■ Stated goal
Copy the line containing "Transcribe this image's", then all lines after it up to and including the final line of the material, exactly and without additions.

■ Available data
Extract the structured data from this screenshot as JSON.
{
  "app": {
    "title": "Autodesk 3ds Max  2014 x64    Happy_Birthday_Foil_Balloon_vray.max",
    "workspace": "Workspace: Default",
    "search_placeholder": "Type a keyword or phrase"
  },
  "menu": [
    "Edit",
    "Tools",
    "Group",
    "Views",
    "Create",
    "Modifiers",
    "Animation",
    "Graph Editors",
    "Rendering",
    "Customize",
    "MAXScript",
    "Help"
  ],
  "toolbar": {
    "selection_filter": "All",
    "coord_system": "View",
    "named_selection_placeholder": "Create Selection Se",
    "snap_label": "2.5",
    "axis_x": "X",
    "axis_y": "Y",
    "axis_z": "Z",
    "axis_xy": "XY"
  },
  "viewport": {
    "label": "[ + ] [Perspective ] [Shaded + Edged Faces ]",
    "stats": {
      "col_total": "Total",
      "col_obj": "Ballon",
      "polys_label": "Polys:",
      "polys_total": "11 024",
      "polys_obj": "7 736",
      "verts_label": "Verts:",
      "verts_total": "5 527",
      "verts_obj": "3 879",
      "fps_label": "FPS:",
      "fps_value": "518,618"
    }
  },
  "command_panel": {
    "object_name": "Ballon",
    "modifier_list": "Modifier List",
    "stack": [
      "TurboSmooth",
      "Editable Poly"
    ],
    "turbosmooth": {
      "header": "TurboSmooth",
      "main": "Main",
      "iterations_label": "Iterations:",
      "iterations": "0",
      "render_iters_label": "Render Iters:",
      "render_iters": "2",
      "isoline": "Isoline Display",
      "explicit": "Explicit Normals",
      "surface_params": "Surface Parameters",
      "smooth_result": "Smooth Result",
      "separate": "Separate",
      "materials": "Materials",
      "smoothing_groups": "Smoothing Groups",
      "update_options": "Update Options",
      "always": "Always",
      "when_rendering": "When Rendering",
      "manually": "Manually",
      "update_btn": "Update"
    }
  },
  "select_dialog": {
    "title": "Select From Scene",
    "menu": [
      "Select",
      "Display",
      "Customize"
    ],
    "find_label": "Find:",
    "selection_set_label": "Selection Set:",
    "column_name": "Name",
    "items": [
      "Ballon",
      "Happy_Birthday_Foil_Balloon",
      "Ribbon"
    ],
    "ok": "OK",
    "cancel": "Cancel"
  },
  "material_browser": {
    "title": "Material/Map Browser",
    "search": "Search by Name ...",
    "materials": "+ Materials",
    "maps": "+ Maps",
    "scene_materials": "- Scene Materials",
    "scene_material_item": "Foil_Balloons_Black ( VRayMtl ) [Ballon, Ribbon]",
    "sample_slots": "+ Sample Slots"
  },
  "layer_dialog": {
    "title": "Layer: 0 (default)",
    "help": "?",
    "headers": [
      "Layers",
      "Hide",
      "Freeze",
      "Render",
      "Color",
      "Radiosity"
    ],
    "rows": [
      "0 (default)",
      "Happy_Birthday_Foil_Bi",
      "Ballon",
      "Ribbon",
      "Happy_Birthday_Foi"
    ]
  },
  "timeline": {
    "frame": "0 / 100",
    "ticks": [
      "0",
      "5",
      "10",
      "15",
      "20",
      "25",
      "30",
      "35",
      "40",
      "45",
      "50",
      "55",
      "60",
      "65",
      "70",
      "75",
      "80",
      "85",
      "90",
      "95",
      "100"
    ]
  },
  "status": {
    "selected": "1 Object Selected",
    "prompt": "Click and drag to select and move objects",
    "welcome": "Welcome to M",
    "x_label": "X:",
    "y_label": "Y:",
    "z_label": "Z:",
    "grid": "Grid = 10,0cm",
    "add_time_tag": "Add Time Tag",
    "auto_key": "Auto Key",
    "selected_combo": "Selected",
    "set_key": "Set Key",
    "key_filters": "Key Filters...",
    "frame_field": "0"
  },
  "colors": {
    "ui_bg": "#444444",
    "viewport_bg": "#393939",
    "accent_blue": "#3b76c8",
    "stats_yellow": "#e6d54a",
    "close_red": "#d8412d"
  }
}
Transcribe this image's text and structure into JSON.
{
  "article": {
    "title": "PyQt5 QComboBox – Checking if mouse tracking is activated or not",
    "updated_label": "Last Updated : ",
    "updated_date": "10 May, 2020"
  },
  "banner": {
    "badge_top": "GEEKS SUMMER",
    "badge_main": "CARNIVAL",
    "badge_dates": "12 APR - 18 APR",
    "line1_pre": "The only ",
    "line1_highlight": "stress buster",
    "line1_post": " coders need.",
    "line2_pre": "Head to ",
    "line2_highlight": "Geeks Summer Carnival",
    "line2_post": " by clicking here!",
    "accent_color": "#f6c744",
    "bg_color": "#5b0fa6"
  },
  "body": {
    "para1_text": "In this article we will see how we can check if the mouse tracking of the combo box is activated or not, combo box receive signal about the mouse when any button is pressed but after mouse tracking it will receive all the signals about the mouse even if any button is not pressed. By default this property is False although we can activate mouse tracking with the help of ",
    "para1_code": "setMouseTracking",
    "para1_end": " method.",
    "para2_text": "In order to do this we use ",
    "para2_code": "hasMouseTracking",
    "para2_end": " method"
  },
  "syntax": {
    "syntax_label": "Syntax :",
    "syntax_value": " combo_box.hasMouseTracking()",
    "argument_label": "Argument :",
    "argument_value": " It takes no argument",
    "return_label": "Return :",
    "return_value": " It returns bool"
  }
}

■ Worked answer
Transcribe this image's text and structure into JSON.
{
  "article": {
    "title": "PyQt5 QComboBox – Checking if mouse tracking is activated or not",
    "updated_label": "Last Updated : ",
    "updated_date": "10 May, 2020"
  },
  "banner": {
    "badge_top": "GEEKS SUMMER",
    "badge_main": "CARNIVAL",
    "badge_dates": "12 APR - 18 APR",
    "line1_pre": "The only ",
    "line1_highlight": "stress buster",
    "line1_post": " coders need.",
    "line2_pre": "Head to ",
    "line2_highlight": "Geeks Summer Carnival",
    "line2_post": " by clicking here!",
    "accent_color": "#f6c744",
    "bg_color": "#5b0fa6"
  },
  "body": {
    "para1_text": "In this article we will see how we can check if the mouse tracking of the combo box is activated or not, combo box receive signal about the mouse when any button is pressed but after mouse tracking it will receive all the signals about the mouse even if any button is not pressed. By default this property is False although we can activate mouse tracking with the help of ",
    "para1_code": "setMouseTracking",
    "para1_end": " method.",
    "para2_text": "In order to do this we use ",
    "para2_code": "hasMouseTracking",
    "para2_end": " method"
  },
  "syntax": {
    "syntax_label": "Syntax :",
    "syntax_value": " combo_box.hasMouseTracking()",
    "argument_label": "Argument :",
    "argument_value": " It takes no argument",
    "return_label": "Return :",
    "return_value": " It returns bool"
  }
}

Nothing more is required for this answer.